▶ _WHAT THIS TASK INVOLVES_
Copy every one of the rows below word for word, leaving out the pictures.

───── SOURCE RECORDS

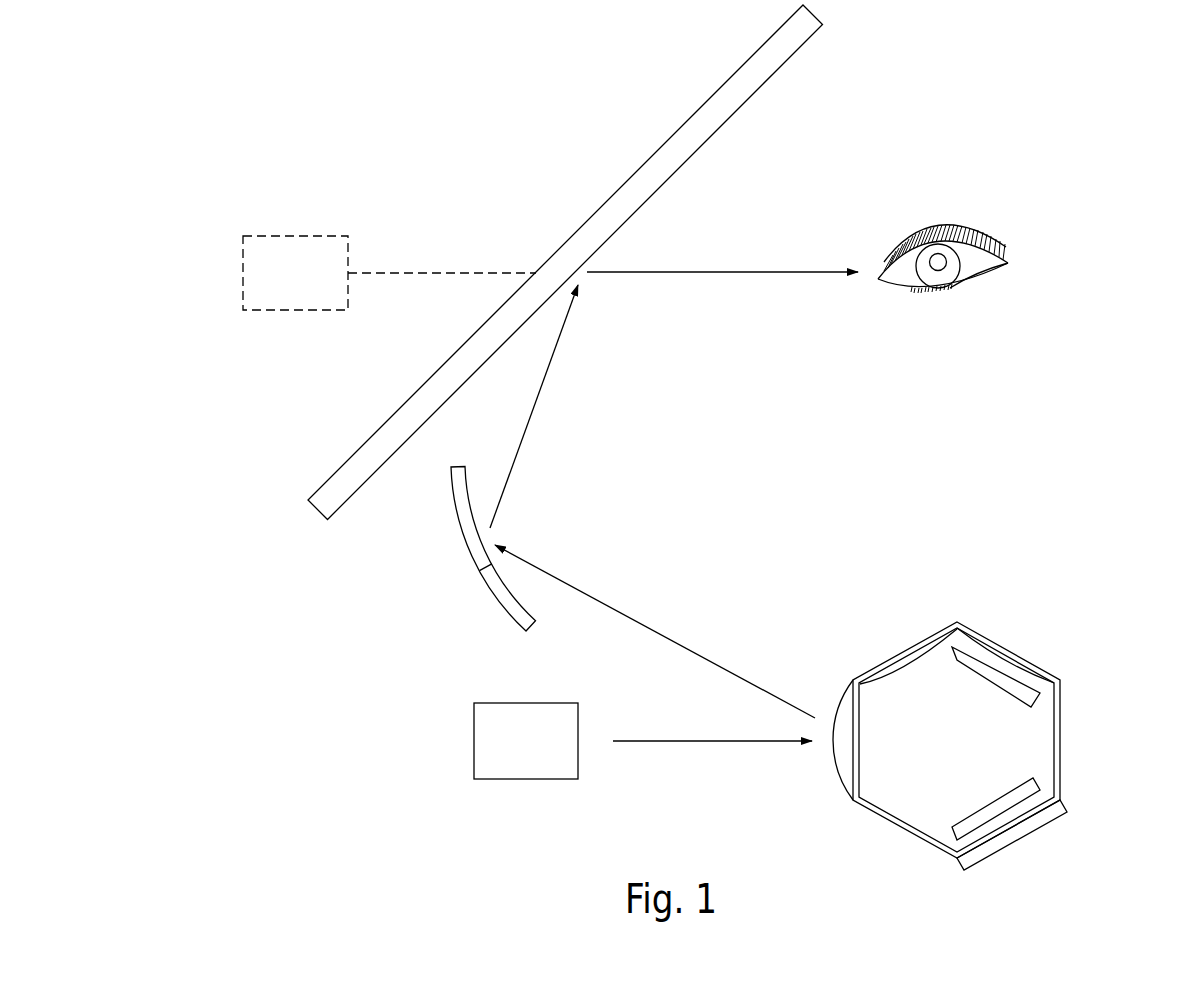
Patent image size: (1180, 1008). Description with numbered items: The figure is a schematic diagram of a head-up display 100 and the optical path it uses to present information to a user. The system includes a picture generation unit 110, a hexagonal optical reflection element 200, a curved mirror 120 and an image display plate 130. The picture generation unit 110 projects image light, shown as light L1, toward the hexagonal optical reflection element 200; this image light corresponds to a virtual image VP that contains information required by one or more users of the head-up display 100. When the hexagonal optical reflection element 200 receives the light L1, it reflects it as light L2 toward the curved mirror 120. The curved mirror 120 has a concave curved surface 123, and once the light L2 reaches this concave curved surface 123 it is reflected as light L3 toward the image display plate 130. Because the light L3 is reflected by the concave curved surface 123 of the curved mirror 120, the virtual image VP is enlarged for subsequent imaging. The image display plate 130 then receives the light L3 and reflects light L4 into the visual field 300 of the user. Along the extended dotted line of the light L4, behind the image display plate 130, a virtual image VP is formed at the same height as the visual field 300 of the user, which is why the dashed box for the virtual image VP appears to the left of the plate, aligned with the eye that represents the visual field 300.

The head-up display 100 is at (223, 161).
The picture generation unit 110 is at (550, 757).
The curved mirror 120 is at (470, 540).
The concave curved surface 123 is at (481, 570).
The image display plate 130 is at (318, 510).
The hexagonal optical reflection element 200 is at (1061, 745).
The visual field 300 is at (982, 280).
The virtual image VP is at (317, 285).
The light L1 is at (712, 764).
The light L2 is at (655, 631).
The light L3 is at (535, 406).
The light L4 is at (722, 254).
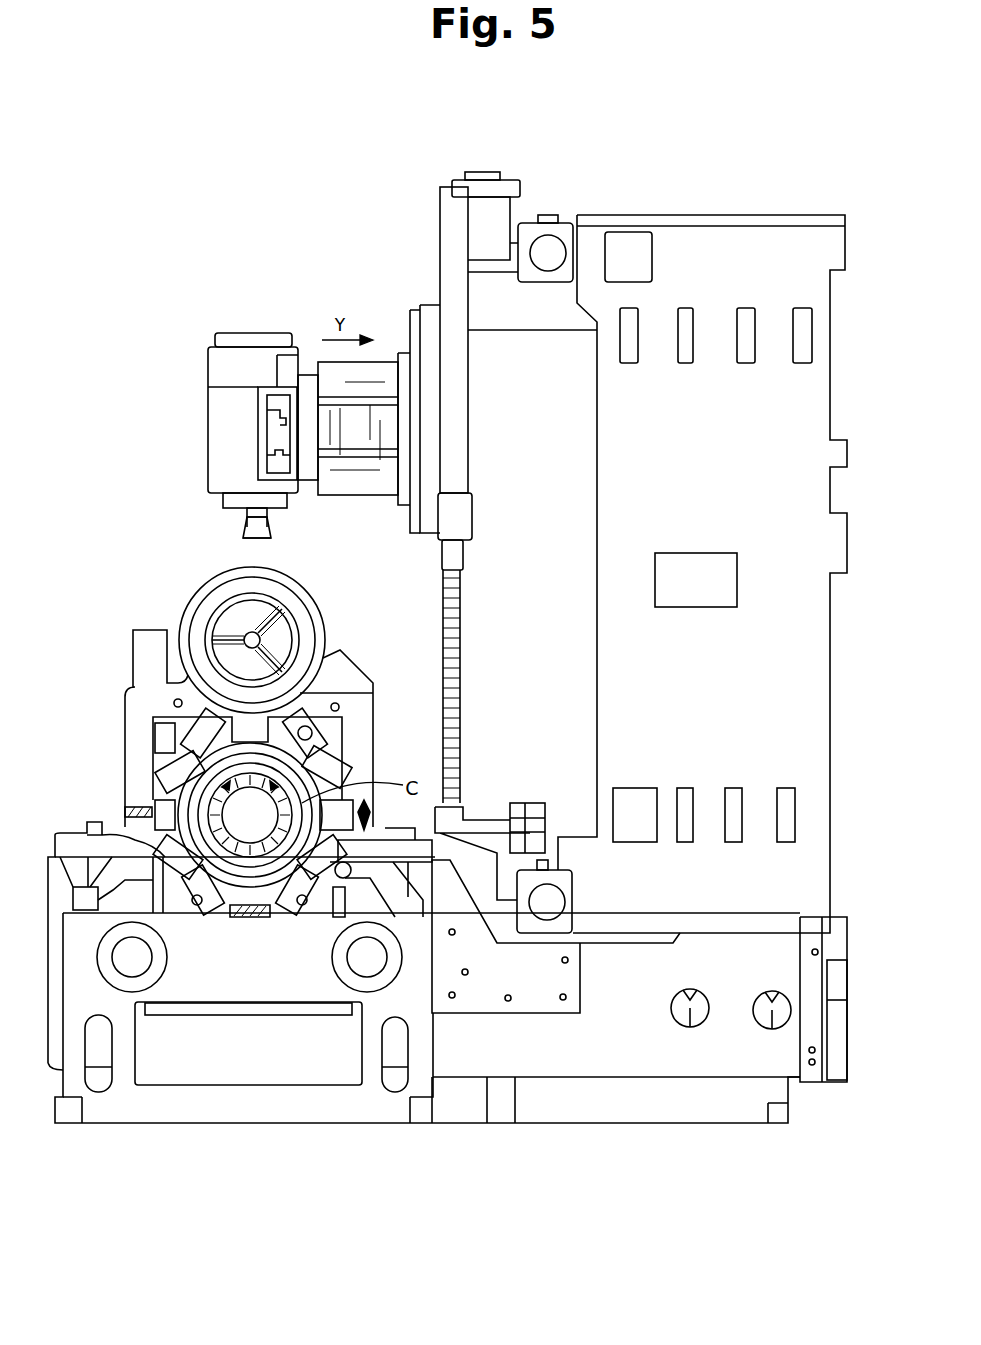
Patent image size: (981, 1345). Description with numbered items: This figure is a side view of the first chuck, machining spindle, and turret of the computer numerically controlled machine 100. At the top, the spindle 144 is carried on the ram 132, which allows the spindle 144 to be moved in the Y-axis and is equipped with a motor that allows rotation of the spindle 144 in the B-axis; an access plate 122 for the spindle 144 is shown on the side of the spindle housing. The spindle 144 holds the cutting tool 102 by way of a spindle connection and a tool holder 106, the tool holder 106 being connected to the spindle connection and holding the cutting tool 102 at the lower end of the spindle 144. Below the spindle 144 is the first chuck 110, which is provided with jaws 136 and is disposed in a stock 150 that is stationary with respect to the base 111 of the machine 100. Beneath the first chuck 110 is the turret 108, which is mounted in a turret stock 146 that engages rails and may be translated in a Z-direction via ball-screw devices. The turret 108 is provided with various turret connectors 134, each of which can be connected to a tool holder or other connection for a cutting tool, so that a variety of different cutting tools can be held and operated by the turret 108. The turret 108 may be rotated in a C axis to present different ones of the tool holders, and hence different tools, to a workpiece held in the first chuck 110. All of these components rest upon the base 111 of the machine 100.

The computer numerically controlled machine 100 is at (592, 197).
The cutting tool 102 is at (272, 537).
The tool holder 106 is at (247, 517).
The turret 108 is at (255, 870).
The first chuck 110 is at (240, 587).
The base 111 is at (77, 1022).
The access plate 122 is at (282, 403).
The ram 132 is at (377, 407).
The turret connectors 134 is at (323, 750).
The jaws 136 is at (278, 625).
The spindle 144 is at (209, 367).
The turret stock 146 is at (155, 737).
The stock 150 is at (175, 648).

──────────

▶ _REPLY_
Patent image size: (1180, 1008). Description with numbered items: The figure is a schematic diagram of a head-up display 100 and the optical path it uses to present information to a user. The system includes a picture generation unit 110, a hexagonal optical reflection element 200, a curved mirror 120 and an image display plate 130. The picture generation unit 110 projects image light, shown as light L1, toward the hexagonal optical reflection element 200; this image light corresponds to a virtual image VP that contains information required by one or more users of the head-up display 100. When the hexagonal optical reflection element 200 receives the light L1, it reflects it as light L2 toward the curved mirror 120. The curved mirror 120 has a concave curved surface 123, and once the light L2 reaches this concave curved surface 123 it is reflected as light L3 toward the image display plate 130. Because the light L3 is reflected by the concave curved surface 123 of the curved mirror 120, the virtual image VP is enlarged for subsequent imaging. The image display plate 130 then receives the light L3 and reflects light L4 into the visual field 300 of the user. Along the extended dotted line of the light L4, behind the image display plate 130, a virtual image VP is formed at the same height as the visual field 300 of the user, which is why the dashed box for the virtual image VP appears to the left of the plate, aligned with the eye that represents the visual field 300.

The head-up display 100 is at (223, 161).
The picture generation unit 110 is at (550, 757).
The curved mirror 120 is at (470, 540).
The concave curved surface 123 is at (481, 570).
The image display plate 130 is at (318, 510).
The hexagonal optical reflection element 200 is at (1061, 745).
The visual field 300 is at (982, 280).
The virtual image VP is at (317, 285).
The light L1 is at (712, 764).
The light L2 is at (655, 631).
The light L3 is at (535, 406).
The light L4 is at (722, 254).
Patent image size: (981, 1345). Description with numbered items: This figure is a side view of the first chuck, machining spindle, and turret of the computer numerically controlled machine 100. At the top, the spindle 144 is carried on the ram 132, which allows the spindle 144 to be moved in the Y-axis and is equipped with a motor that allows rotation of the spindle 144 in the B-axis; an access plate 122 for the spindle 144 is shown on the side of the spindle housing. The spindle 144 holds the cutting tool 102 by way of a spindle connection and a tool holder 106, the tool holder 106 being connected to the spindle connection and holding the cutting tool 102 at the lower end of the spindle 144. Below the spindle 144 is the first chuck 110, which is provided with jaws 136 and is disposed in a stock 150 that is stationary with respect to the base 111 of the machine 100. Beneath the first chuck 110 is the turret 108, which is mounted in a turret stock 146 that engages rails and may be translated in a Z-direction via ball-screw devices. The turret 108 is provided with various turret connectors 134, each of which can be connected to a tool holder or other connection for a cutting tool, so that a variety of different cutting tools can be held and operated by the turret 108. The turret 108 may be rotated in a C axis to present different ones of the tool holders, and hence different tools, to a workpiece held in the first chuck 110. All of these components rest upon the base 111 of the machine 100.

The computer numerically controlled machine 100 is at (592, 197).
The cutting tool 102 is at (272, 537).
The tool holder 106 is at (247, 517).
The turret 108 is at (255, 870).
The first chuck 110 is at (240, 587).
The base 111 is at (77, 1022).
The access plate 122 is at (282, 403).
The ram 132 is at (377, 407).
The turret connectors 134 is at (323, 750).
The jaws 136 is at (278, 625).
The spindle 144 is at (209, 367).
The turret stock 146 is at (155, 737).
The stock 150 is at (175, 648).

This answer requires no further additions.